= Input data =
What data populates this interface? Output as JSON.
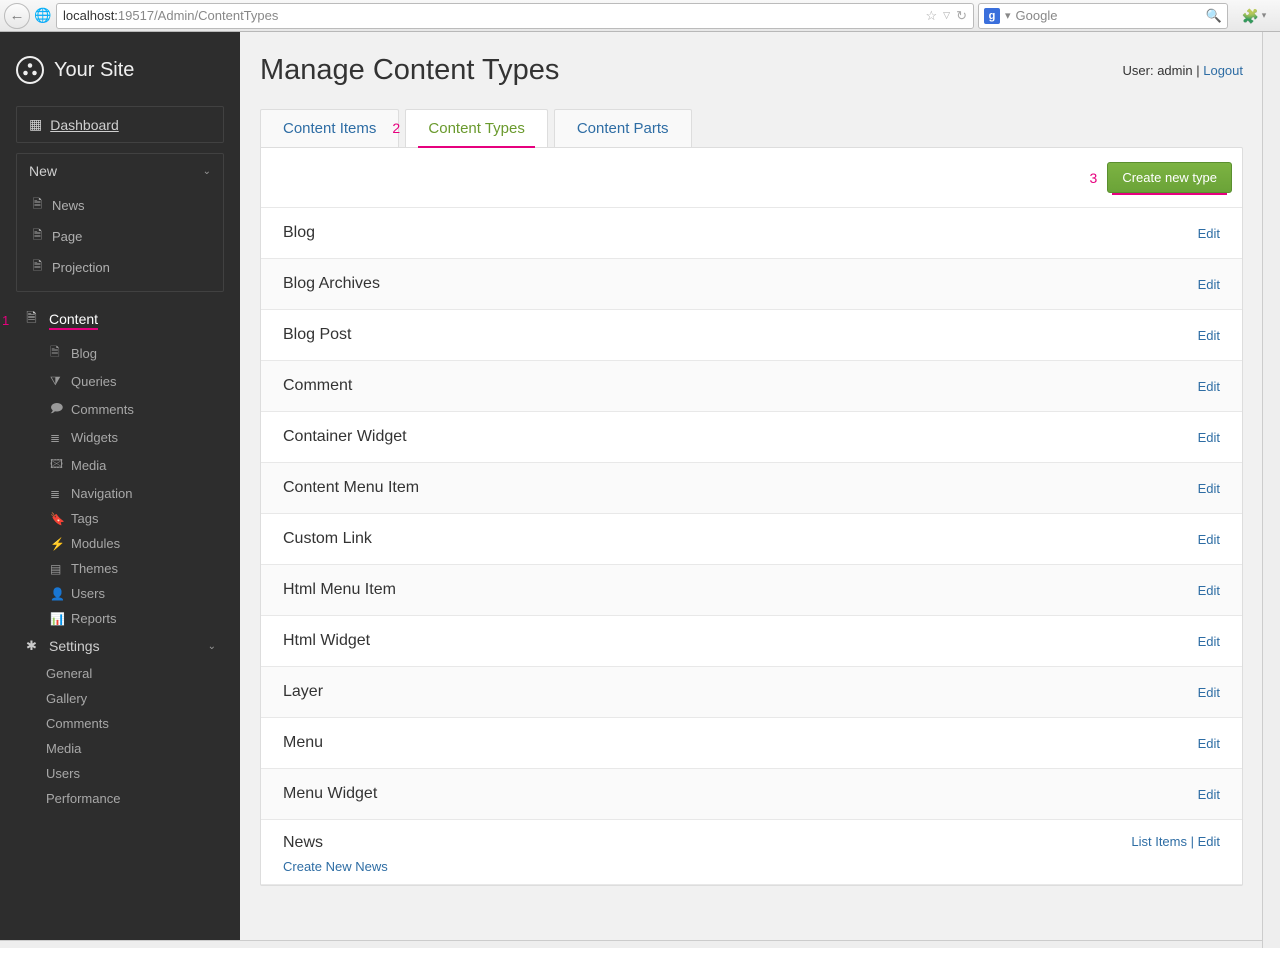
{
  "browser": {
    "url_host": "localhost:",
    "url_port_path": "19517/Admin/ContentTypes",
    "search_placeholder": "Google"
  },
  "brand": "Your Site",
  "sidebar": {
    "dashboard": "Dashboard",
    "new_label": "New",
    "new_items": [
      "News",
      "Page",
      "Projection"
    ],
    "content": "Content",
    "content_children": [
      {
        "icon": "file",
        "label": "Blog"
      },
      {
        "icon": "filter",
        "label": "Queries"
      },
      {
        "icon": "comment",
        "label": "Comments"
      },
      {
        "icon": "list",
        "label": "Widgets"
      },
      {
        "icon": "image",
        "label": "Media"
      },
      {
        "icon": "list",
        "label": "Navigation"
      },
      {
        "icon": "tag",
        "label": "Tags"
      },
      {
        "icon": "plug",
        "label": "Modules"
      },
      {
        "icon": "theme",
        "label": "Themes"
      },
      {
        "icon": "user",
        "label": "Users"
      },
      {
        "icon": "chart",
        "label": "Reports"
      }
    ],
    "settings": "Settings",
    "settings_children": [
      "General",
      "Gallery",
      "Comments",
      "Media",
      "Users",
      "Performance"
    ]
  },
  "annotations": {
    "one": "1",
    "two": "2",
    "three": "3"
  },
  "page": {
    "title": "Manage Content Types",
    "user_prefix": "User: ",
    "user_name": "admin",
    "sep": " | ",
    "logout": "Logout"
  },
  "tabs": [
    {
      "label": "Content Items",
      "active": false
    },
    {
      "label": "Content Types",
      "active": true
    },
    {
      "label": "Content Parts",
      "active": false
    }
  ],
  "create_button": "Create new type",
  "edit_label": "Edit",
  "list_items_label": "List Items",
  "types": [
    {
      "name": "Blog"
    },
    {
      "name": "Blog Archives"
    },
    {
      "name": "Blog Post"
    },
    {
      "name": "Comment"
    },
    {
      "name": "Container Widget"
    },
    {
      "name": "Content Menu Item"
    },
    {
      "name": "Custom Link"
    },
    {
      "name": "Html Menu Item"
    },
    {
      "name": "Html Widget"
    },
    {
      "name": "Layer"
    },
    {
      "name": "Menu"
    },
    {
      "name": "Menu Widget"
    },
    {
      "name": "News",
      "create_sub": "Create New News",
      "has_list": true
    }
  ],
  "icons": {
    "dashboard": "▦",
    "file": "🗎",
    "list": "≣",
    "filter": "⧩",
    "comment": "🗩",
    "image": "🖾",
    "tag": "🔖",
    "plug": "⚡",
    "theme": "▤",
    "user": "👤",
    "chart": "📊",
    "gear": "✱"
  }
}
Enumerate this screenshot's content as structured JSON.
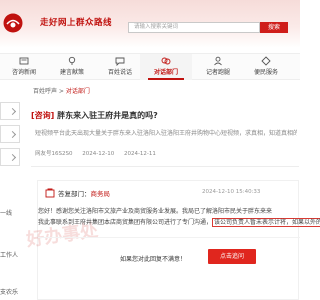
{
  "header": {
    "title": "走好网上群众路线",
    "search_placeholder": "请输入搜索关键词",
    "search_button": "搜索"
  },
  "nav": {
    "items": [
      {
        "label": "咨询新闻",
        "icon": "news-icon",
        "active": false
      },
      {
        "label": "建言献策",
        "icon": "suggestion-icon",
        "active": false
      },
      {
        "label": "百姓说话",
        "icon": "speak-icon",
        "active": false
      },
      {
        "label": "对话部门",
        "icon": "dialogue-icon",
        "active": true
      },
      {
        "label": "记者跑腿",
        "icon": "reporter-icon",
        "active": false
      },
      {
        "label": "便民服务",
        "icon": "service-icon",
        "active": false
      }
    ]
  },
  "left": {
    "texts": [
      "一线",
      "工作人",
      "支农乐"
    ]
  },
  "breadcrumb": {
    "home": "百姓呼声",
    "sep": " > ",
    "current": "对话部门"
  },
  "article": {
    "tag": "[咨询]",
    "title": " 胖东来入驻王府井是真的吗?",
    "summary": "短视频平台此天出现大量关于胖东来入驻洛阳入驻洛阳王府井购物中心短视频，求真相，知道真相的朋友们",
    "meta": [
      "网友号16S2S0",
      "2024-12-10",
      "2024-12-11"
    ]
  },
  "reply": {
    "dept_prefix": "答复部门：",
    "dept_name": "商务局",
    "time": "2024-12-10 15:40:33",
    "line1": "您好！感谢您关注洛阳市文旅产业及商贸服务业发展。我局已了解洛阳市民关于胖东来来",
    "line2_pre": "我此事联系到王府井集团本店商贸集团有限公司进行了专门沟通，",
    "line2_hl": "该公司负责人暂未表示计将，如果以外的知",
    "stamp": "好办事处",
    "satisfy_text": "如果您对此回复不满意！",
    "satisfy_button": "点击追问"
  },
  "colors": {
    "accent": "#c0120f",
    "button": "#e0261e"
  }
}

= Exercise instructions =
Retype every record above exactly as written, but leave out the pictures.

= Response below =
What data populates this interface? Output as JSON.
{
  "browser": {
    "url_host": "localhost:",
    "url_port_path": "19517/Admin/ContentTypes",
    "search_placeholder": "Google"
  },
  "brand": "Your Site",
  "sidebar": {
    "dashboard": "Dashboard",
    "new_label": "New",
    "new_items": [
      "News",
      "Page",
      "Projection"
    ],
    "content": "Content",
    "content_children": [
      {
        "icon": "file",
        "label": "Blog"
      },
      {
        "icon": "filter",
        "label": "Queries"
      },
      {
        "icon": "comment",
        "label": "Comments"
      },
      {
        "icon": "list",
        "label": "Widgets"
      },
      {
        "icon": "image",
        "label": "Media"
      },
      {
        "icon": "list",
        "label": "Navigation"
      },
      {
        "icon": "tag",
        "label": "Tags"
      },
      {
        "icon": "plug",
        "label": "Modules"
      },
      {
        "icon": "theme",
        "label": "Themes"
      },
      {
        "icon": "user",
        "label": "Users"
      },
      {
        "icon": "chart",
        "label": "Reports"
      }
    ],
    "settings": "Settings",
    "settings_children": [
      "General",
      "Gallery",
      "Comments",
      "Media",
      "Users",
      "Performance"
    ]
  },
  "annotations": {
    "one": "1",
    "two": "2",
    "three": "3"
  },
  "page": {
    "title": "Manage Content Types",
    "user_prefix": "User: ",
    "user_name": "admin",
    "sep": " | ",
    "logout": "Logout"
  },
  "tabs": [
    {
      "label": "Content Items",
      "active": false
    },
    {
      "label": "Content Types",
      "active": true
    },
    {
      "label": "Content Parts",
      "active": false
    }
  ],
  "create_button": "Create new type",
  "edit_label": "Edit",
  "list_items_label": "List Items",
  "types": [
    {
      "name": "Blog"
    },
    {
      "name": "Blog Archives"
    },
    {
      "name": "Blog Post"
    },
    {
      "name": "Comment"
    },
    {
      "name": "Container Widget"
    },
    {
      "name": "Content Menu Item"
    },
    {
      "name": "Custom Link"
    },
    {
      "name": "Html Menu Item"
    },
    {
      "name": "Html Widget"
    },
    {
      "name": "Layer"
    },
    {
      "name": "Menu"
    },
    {
      "name": "Menu Widget"
    },
    {
      "name": "News",
      "create_sub": "Create New News",
      "has_list": true
    }
  ],
  "icons": {
    "dashboard": "▦",
    "file": "🗎",
    "list": "≣",
    "filter": "⧩",
    "comment": "🗩",
    "image": "🖾",
    "tag": "🔖",
    "plug": "⚡",
    "theme": "▤",
    "user": "👤",
    "chart": "📊",
    "gear": "✱"
  }
}
Enumerate this screenshot's content as structured JSON.
{
  "header": {
    "title": "走好网上群众路线",
    "search_placeholder": "请输入搜索关键词",
    "search_button": "搜索"
  },
  "nav": {
    "items": [
      {
        "label": "咨询新闻",
        "icon": "news-icon",
        "active": false
      },
      {
        "label": "建言献策",
        "icon": "suggestion-icon",
        "active": false
      },
      {
        "label": "百姓说话",
        "icon": "speak-icon",
        "active": false
      },
      {
        "label": "对话部门",
        "icon": "dialogue-icon",
        "active": true
      },
      {
        "label": "记者跑腿",
        "icon": "reporter-icon",
        "active": false
      },
      {
        "label": "便民服务",
        "icon": "service-icon",
        "active": false
      }
    ]
  },
  "left": {
    "texts": [
      "一线",
      "工作人",
      "支农乐"
    ]
  },
  "breadcrumb": {
    "home": "百姓呼声",
    "sep": " > ",
    "current": "对话部门"
  },
  "article": {
    "tag": "[咨询]",
    "title": " 胖东来入驻王府井是真的吗?",
    "summary": "短视频平台此天出现大量关于胖东来入驻洛阳入驻洛阳王府井购物中心短视频，求真相，知道真相的朋友们",
    "meta": [
      "网友号16S2S0",
      "2024-12-10",
      "2024-12-11"
    ]
  },
  "reply": {
    "dept_prefix": "答复部门：",
    "dept_name": "商务局",
    "time": "2024-12-10 15:40:33",
    "line1": "您好！感谢您关注洛阳市文旅产业及商贸服务业发展。我局已了解洛阳市民关于胖东来来",
    "line2_pre": "我此事联系到王府井集团本店商贸集团有限公司进行了专门沟通，",
    "line2_hl": "该公司负责人暂未表示计将，如果以外的知",
    "stamp": "好办事处",
    "satisfy_text": "如果您对此回复不满意！",
    "satisfy_button": "点击追问"
  },
  "colors": {
    "accent": "#c0120f",
    "button": "#e0261e"
  }
}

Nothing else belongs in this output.